» Passage
The research offers insight on how the internet has been instrumental in fostering an online community and support system by providing a platform on which to gain information, safely express oneself authentically without fear of physical harm, make online relationships and become part of a community. Pew Research Center reports that 68 percent of teens who engage in social media had online friends who helped them get through a tough situation.
Surrounded by people in her local community who have made it clear to her that they don’t believe she deserves to use the women’s restroom, or to get adequate medical care without discrimination based on the fact that she is a transgender woman, Vivian Andry has found close online friendships that have not only comforted her, but have, in her words, kept her alive.
As a transgender woman surrounded by bigotry and judgment in her local community in Virginia Beach, social media enabled her to create an online community of like-minded and supportive people. People who understood her struggles because they had been through it too. Friends. Solid, reliable, understanding friends, even if they had never met face-to-face. Social media was a vital tool that Vivian used to connect with people she wanted to talk to, instead of being limited to the people who are around her.
Vivian’s online friendships have not only served as support, she’s been able to provide solace and reassurance for others through social media as well. Madeleine George’s research has shown that online friendships can be especially important to young people who are in a vulnerable situation, and can be a venue for them to safely figure out who they are in a secure and comfortable setting. Social media also allows people to have standards when looking for a friend, and assist them in sifting through to find someone who can engage in a safe and rewarding friendship. This type of online community can have meaningful benefits for someone who feels isolated and alone in real life. In a study conducted by Developmental Psychology, teens were isolated and were allowed “solitary gameplay” or online messaging to pass the time. Those who has access to online messaging had a higher morale, better self-confidence, and felt less lonely. The results of the study also found that online support may help young adults to overcome an experience of social exclusion.

» Work request A
Reproduce word for word the stretch of the online-support passage from "As a transgender" through "are around her.".
» Work request B
Does the online-support passage agree with each of these statements? Answer yes or no, quoting the deciding words: (i) Pew Research Center reports that 68 percent of teens on social media had online friends who helped them through a tough situation. (ii) Vivian Andry's local community is in Richmond. (iii) Teens who had access to online messaging felt lonelier.

» Records shown
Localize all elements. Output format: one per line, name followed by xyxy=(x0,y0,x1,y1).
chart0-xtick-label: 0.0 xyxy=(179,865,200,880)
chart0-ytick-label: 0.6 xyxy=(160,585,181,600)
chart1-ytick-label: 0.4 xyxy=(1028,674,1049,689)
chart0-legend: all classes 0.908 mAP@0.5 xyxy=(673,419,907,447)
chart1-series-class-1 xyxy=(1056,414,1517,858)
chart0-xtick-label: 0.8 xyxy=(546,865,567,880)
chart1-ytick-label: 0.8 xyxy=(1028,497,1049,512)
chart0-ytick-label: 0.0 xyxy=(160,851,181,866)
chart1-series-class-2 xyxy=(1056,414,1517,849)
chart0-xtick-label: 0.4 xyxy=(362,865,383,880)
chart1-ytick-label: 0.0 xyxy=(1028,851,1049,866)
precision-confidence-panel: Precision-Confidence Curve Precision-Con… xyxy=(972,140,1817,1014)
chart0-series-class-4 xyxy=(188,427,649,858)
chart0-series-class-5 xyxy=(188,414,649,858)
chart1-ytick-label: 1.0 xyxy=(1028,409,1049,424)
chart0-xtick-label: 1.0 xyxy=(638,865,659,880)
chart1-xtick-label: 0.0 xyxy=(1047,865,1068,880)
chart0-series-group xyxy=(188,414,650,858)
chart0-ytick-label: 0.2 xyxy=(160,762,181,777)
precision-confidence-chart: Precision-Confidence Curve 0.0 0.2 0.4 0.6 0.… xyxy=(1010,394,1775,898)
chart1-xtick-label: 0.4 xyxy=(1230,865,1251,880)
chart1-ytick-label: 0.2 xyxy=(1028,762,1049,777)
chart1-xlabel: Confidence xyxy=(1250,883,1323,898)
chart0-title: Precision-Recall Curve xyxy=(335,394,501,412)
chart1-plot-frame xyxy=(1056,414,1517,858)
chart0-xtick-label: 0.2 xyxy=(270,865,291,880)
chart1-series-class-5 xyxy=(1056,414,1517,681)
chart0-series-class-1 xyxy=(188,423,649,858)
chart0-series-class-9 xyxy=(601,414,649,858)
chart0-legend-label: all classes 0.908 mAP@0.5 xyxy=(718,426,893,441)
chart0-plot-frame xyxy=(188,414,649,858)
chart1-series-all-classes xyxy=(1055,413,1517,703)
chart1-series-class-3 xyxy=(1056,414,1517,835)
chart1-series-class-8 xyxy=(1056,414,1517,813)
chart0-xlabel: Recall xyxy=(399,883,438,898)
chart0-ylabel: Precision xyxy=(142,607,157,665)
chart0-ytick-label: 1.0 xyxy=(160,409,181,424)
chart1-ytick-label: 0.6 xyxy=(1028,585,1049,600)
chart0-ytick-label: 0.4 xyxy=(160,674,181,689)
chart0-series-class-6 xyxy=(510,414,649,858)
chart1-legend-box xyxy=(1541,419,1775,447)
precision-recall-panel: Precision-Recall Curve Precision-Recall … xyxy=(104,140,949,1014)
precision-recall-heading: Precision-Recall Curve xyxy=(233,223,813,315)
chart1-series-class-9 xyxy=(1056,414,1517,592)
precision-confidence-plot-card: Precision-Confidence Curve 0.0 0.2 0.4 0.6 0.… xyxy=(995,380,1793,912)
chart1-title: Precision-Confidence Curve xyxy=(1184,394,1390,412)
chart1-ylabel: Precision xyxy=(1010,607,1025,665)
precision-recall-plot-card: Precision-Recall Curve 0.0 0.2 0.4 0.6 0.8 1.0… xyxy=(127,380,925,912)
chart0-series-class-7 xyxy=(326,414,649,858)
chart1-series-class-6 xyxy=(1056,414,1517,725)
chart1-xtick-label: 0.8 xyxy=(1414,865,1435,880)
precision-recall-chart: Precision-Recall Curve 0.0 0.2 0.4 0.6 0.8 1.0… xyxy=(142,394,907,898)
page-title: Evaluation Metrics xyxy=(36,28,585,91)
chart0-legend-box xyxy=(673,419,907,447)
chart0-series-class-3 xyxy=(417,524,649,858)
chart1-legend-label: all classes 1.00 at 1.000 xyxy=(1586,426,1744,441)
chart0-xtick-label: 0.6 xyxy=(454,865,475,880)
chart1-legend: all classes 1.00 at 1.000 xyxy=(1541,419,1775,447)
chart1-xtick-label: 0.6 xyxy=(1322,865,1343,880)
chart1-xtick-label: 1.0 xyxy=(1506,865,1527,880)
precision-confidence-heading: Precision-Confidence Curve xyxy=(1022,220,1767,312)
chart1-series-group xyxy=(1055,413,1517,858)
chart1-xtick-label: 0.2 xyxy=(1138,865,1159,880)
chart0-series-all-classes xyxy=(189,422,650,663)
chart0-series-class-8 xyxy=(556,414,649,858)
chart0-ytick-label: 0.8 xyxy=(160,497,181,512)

» Problem solution A
As a transgender woman surrounded by bigotry and judgment in her local community in Virginia Beach, social media enabled her to create an online community of like-minded and supportive people. People who understood her struggles because they had been through it too. Friends. Solid, reliable, understanding friends, even if they had never met face-to-face. Social media was a vital tool that Vivian used to connect with people she wanted to talk to, instead of being limited to the people who are around her.

» Problem solution B
(i) Yes: "68 percent of teens who engage in social media had online friends who helped them get through a tough situation"
(ii) No: "her local community in Virginia Beach"
(iii) No: "felt less lonely"